◆ **WHAT TO DO**:
Copy out the lines of the data word for word, everything from the one containing "892, 194, 942]" down to the end of the data.

>> Start INPUT MATERIAL

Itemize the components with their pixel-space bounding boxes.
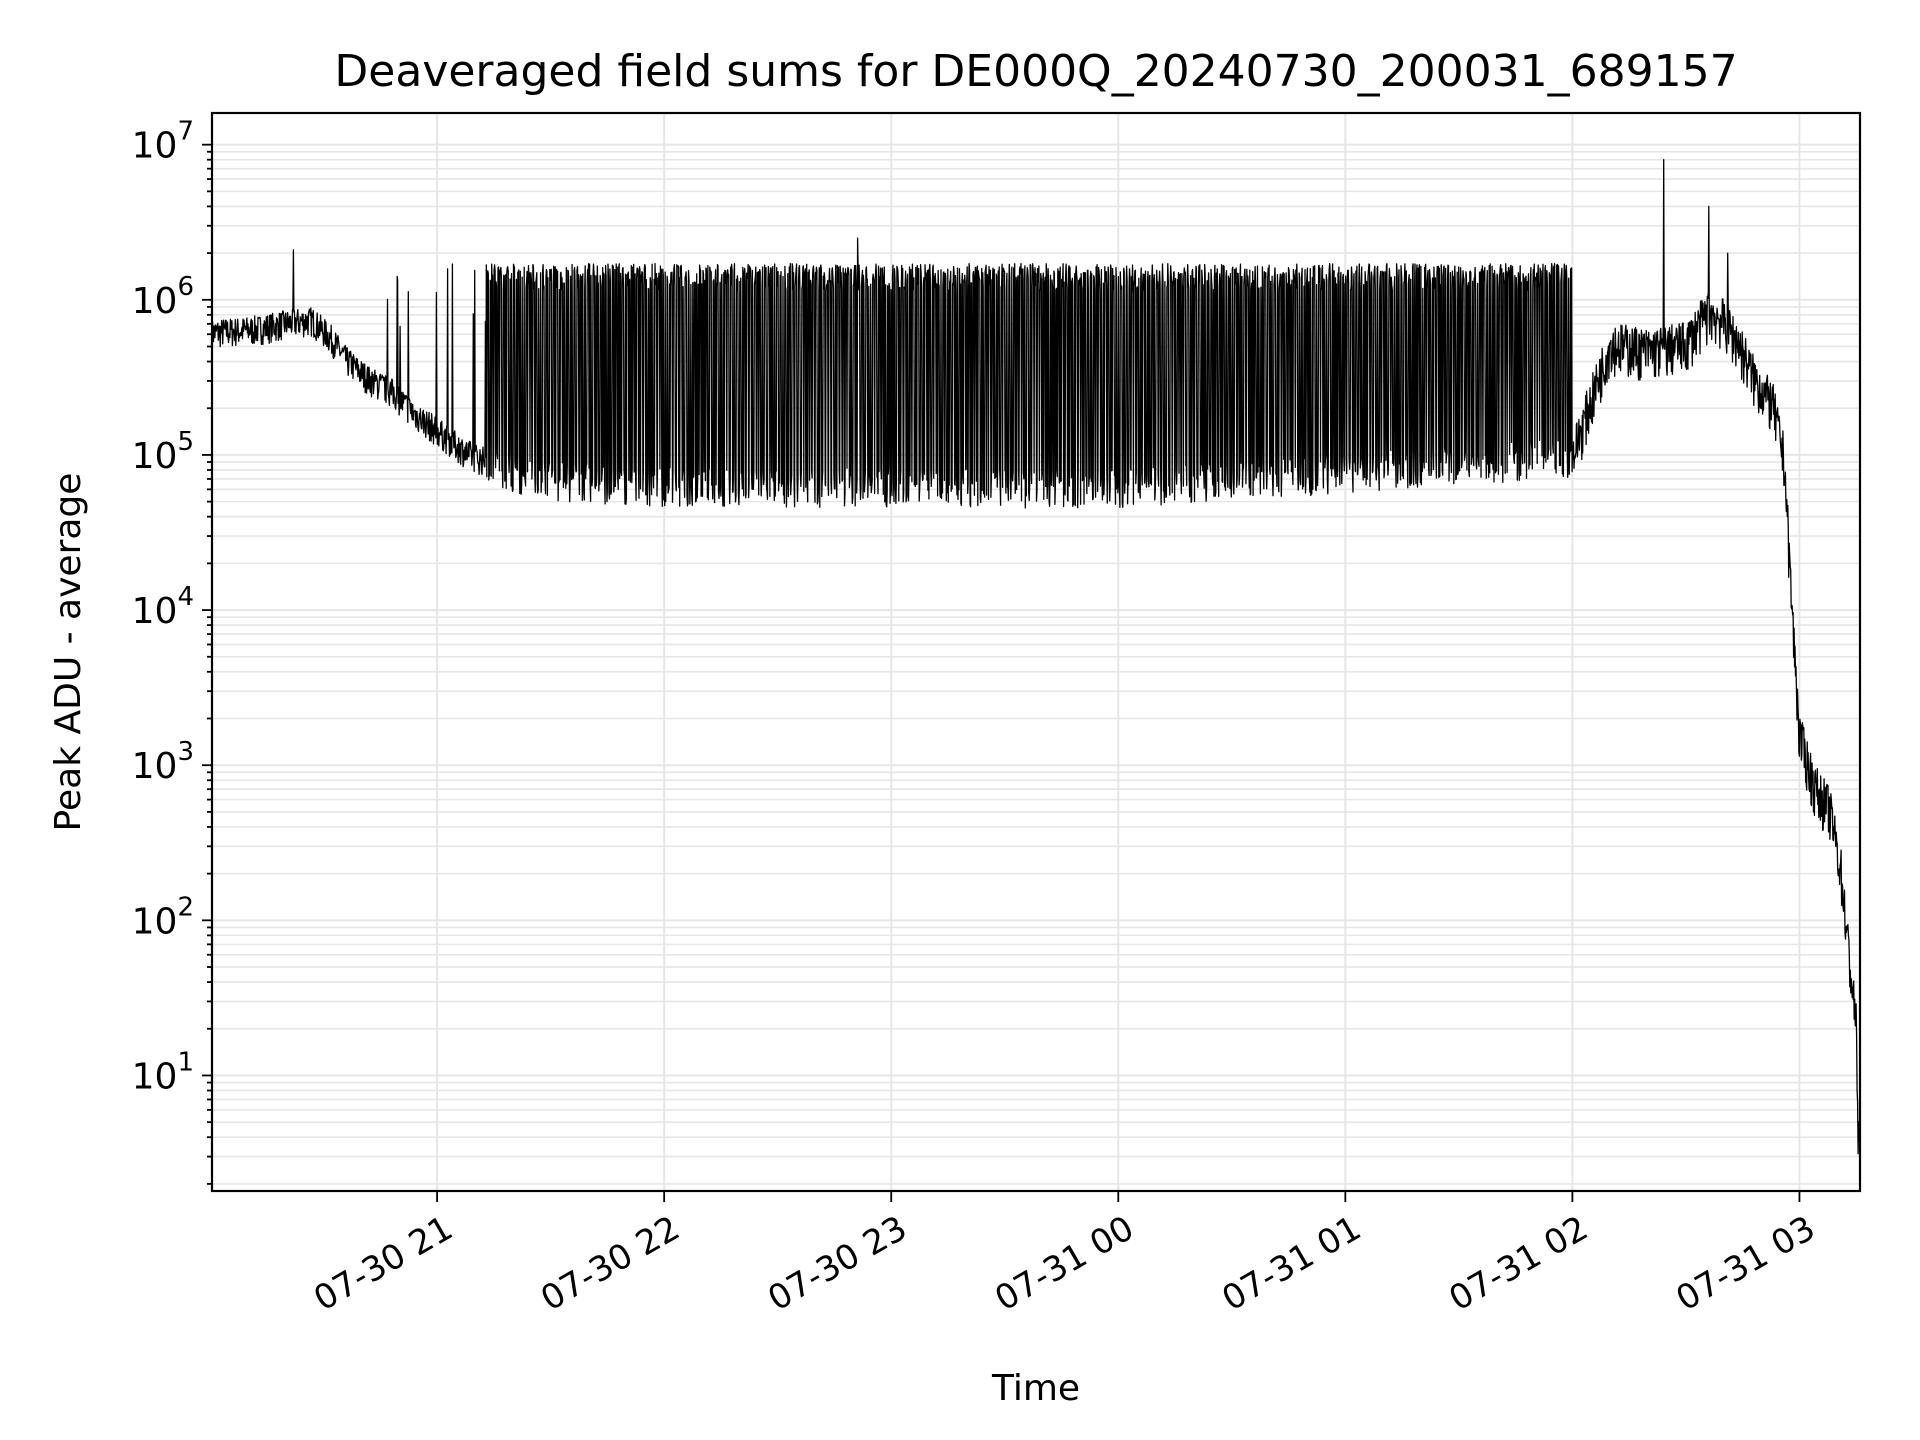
y-tick-label: 102	[132, 892, 194, 942]
y-axis-label: Peak ADU - average	[48, 473, 89, 832]
grid-layer	[212, 113, 1860, 1191]
series-line	[211, 159, 1861, 1155]
y-tick-label: 103	[132, 737, 194, 787]
chart-title: Deaveraged field sums for DE000Q_2024073…	[334, 46, 1737, 97]
plot-frame	[210, 111, 1862, 1193]
y-tick-label: 101	[132, 1047, 194, 1097]
y-tick-label: 105	[132, 427, 194, 477]
y-tick-label: 104	[132, 582, 194, 632]
y-tick-label: 106	[132, 272, 194, 322]
y-tick-label: 107	[132, 117, 194, 167]
series-layer	[211, 159, 1861, 1155]
x-axis-label: Time	[991, 1368, 1080, 1409]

>> End INPUT MATERIAL

◆ **SOLUTION TO THIS PROBLEM**:
y-tick-label: 102	[132, 892, 194, 942]
y-axis-label: Peak ADU - average	[48, 473, 89, 832]
grid-layer	[212, 113, 1860, 1191]
series-line	[211, 159, 1861, 1155]
y-tick-label: 103	[132, 737, 194, 787]
chart-title: Deaveraged field sums for DE000Q_2024073…	[334, 46, 1737, 97]
plot-frame	[210, 111, 1862, 1193]
y-tick-label: 101	[132, 1047, 194, 1097]
y-tick-label: 105	[132, 427, 194, 477]
y-tick-label: 104	[132, 582, 194, 632]
y-tick-label: 106	[132, 272, 194, 322]
y-tick-label: 107	[132, 117, 194, 167]
series-layer	[211, 159, 1861, 1155]
x-axis-label: Time	[991, 1368, 1080, 1409]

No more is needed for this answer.